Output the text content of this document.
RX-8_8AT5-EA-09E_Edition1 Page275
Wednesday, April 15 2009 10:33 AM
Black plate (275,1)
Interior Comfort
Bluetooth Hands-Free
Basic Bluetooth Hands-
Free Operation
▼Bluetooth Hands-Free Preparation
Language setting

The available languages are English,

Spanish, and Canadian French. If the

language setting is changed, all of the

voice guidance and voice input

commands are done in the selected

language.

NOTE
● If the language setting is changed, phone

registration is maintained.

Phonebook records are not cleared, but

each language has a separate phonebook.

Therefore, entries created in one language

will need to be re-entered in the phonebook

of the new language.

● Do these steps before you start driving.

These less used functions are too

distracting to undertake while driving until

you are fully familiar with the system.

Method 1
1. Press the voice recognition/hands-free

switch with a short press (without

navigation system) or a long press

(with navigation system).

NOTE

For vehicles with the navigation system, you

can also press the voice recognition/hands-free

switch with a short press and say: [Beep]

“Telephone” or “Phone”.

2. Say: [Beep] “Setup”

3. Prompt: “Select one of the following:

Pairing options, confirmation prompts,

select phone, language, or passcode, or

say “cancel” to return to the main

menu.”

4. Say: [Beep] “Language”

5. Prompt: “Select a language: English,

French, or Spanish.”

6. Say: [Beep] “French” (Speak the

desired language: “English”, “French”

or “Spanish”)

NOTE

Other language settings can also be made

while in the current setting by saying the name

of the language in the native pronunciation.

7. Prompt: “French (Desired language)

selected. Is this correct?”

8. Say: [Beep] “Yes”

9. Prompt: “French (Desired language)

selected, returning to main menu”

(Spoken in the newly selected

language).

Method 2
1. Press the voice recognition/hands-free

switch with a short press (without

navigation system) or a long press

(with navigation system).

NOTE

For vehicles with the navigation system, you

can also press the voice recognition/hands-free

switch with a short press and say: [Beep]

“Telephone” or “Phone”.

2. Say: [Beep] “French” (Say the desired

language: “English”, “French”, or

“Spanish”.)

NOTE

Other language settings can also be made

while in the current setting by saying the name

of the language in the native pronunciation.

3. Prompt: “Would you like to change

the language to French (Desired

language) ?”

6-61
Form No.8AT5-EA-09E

▶ _EXERCISE DIRECTIONS_
Among the entries above, how many lines hold the string "changed"? Respond with nothing but the number.

▶ _FULL OUTPUT_
2